Given instruction:
Pick out every line holding the string "tiempos" and copy it.

Provided entries:

****

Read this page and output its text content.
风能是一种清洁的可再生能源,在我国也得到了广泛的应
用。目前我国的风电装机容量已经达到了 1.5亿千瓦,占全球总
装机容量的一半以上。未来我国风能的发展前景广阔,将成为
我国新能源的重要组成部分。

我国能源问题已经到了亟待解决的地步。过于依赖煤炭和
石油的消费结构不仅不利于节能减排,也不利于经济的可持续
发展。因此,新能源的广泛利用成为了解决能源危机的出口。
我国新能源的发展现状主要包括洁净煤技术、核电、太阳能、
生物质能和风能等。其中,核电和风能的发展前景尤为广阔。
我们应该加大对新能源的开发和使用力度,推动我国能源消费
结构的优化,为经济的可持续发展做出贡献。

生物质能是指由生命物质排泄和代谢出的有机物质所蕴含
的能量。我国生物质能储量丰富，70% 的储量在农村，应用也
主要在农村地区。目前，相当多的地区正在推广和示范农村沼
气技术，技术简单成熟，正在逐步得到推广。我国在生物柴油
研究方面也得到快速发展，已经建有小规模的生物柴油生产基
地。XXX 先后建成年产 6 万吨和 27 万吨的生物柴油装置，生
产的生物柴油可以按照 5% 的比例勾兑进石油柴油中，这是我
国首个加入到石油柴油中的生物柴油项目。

****

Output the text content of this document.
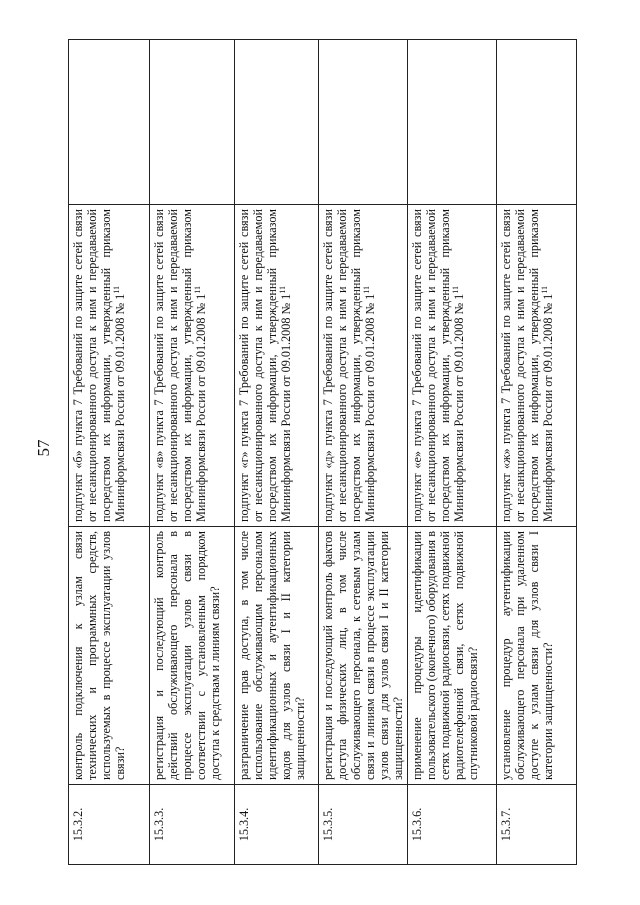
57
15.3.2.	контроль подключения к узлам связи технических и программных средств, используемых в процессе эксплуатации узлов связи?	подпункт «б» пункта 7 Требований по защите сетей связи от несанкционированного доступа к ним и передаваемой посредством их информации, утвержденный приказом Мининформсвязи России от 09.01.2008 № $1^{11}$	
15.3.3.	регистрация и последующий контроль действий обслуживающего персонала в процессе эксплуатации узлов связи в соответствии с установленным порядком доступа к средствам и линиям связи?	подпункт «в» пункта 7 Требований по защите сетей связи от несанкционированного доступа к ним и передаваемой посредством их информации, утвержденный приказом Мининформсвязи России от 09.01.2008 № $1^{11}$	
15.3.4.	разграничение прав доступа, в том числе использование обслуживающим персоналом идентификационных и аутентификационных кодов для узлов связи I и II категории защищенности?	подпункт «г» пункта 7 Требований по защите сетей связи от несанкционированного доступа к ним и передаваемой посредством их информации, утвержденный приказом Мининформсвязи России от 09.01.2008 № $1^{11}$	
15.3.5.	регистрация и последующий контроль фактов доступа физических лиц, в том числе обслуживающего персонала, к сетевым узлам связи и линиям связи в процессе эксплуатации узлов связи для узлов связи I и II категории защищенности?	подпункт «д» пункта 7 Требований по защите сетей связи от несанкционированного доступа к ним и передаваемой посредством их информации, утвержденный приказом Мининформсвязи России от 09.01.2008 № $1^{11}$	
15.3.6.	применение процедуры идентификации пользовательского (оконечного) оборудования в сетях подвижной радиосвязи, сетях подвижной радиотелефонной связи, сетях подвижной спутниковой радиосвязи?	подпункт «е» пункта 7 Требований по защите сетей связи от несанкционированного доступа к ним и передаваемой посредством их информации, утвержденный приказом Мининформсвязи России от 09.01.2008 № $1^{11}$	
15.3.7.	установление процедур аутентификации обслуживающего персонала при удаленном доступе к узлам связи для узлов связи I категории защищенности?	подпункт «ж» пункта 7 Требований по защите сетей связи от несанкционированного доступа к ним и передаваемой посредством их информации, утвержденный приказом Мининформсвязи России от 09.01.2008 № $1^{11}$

****

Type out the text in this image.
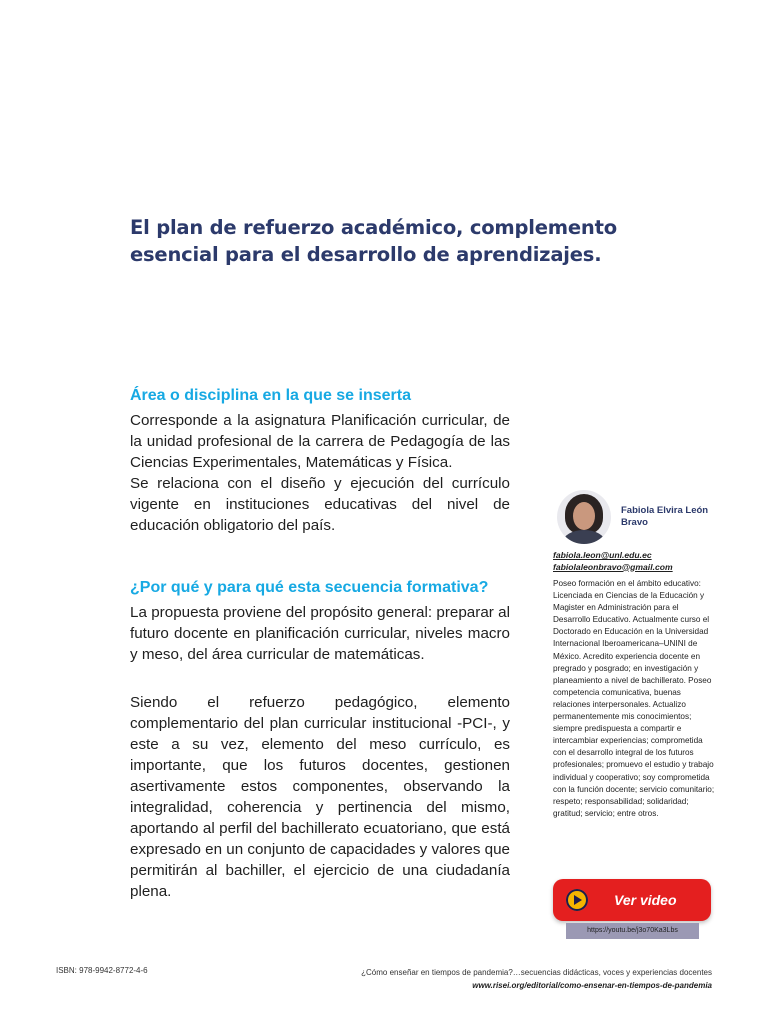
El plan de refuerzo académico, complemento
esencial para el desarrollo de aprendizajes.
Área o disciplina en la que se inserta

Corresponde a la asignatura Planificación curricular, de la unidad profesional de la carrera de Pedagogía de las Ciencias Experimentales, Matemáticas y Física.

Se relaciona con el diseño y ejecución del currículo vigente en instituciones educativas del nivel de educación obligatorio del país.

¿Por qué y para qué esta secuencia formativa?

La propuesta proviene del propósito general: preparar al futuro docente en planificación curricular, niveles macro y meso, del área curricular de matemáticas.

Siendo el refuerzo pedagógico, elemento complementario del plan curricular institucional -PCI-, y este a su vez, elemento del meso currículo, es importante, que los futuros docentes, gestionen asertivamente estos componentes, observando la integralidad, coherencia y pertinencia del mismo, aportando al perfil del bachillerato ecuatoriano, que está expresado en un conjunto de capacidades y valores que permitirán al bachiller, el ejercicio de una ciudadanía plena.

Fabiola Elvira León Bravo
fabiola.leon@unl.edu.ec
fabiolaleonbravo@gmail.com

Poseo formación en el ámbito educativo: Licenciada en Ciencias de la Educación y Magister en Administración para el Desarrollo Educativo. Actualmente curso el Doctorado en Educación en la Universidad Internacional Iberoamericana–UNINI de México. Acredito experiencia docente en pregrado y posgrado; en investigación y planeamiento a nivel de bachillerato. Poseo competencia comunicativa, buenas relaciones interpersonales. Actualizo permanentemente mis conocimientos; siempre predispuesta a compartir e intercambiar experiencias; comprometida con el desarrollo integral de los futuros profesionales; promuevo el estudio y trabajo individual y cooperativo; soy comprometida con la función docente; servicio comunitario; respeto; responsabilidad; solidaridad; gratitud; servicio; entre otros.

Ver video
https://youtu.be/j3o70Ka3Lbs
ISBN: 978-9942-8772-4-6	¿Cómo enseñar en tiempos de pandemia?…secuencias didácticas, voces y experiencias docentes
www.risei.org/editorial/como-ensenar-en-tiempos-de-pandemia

****

Result of the exercise:
ISBN: 978-9942-8772-4-6	¿Cómo enseñar en tiempos de pandemia?…secuencias didácticas, voces y experiencias docentes
www.risei.org/editorial/como-ensenar-en-tiempos-de-pandemia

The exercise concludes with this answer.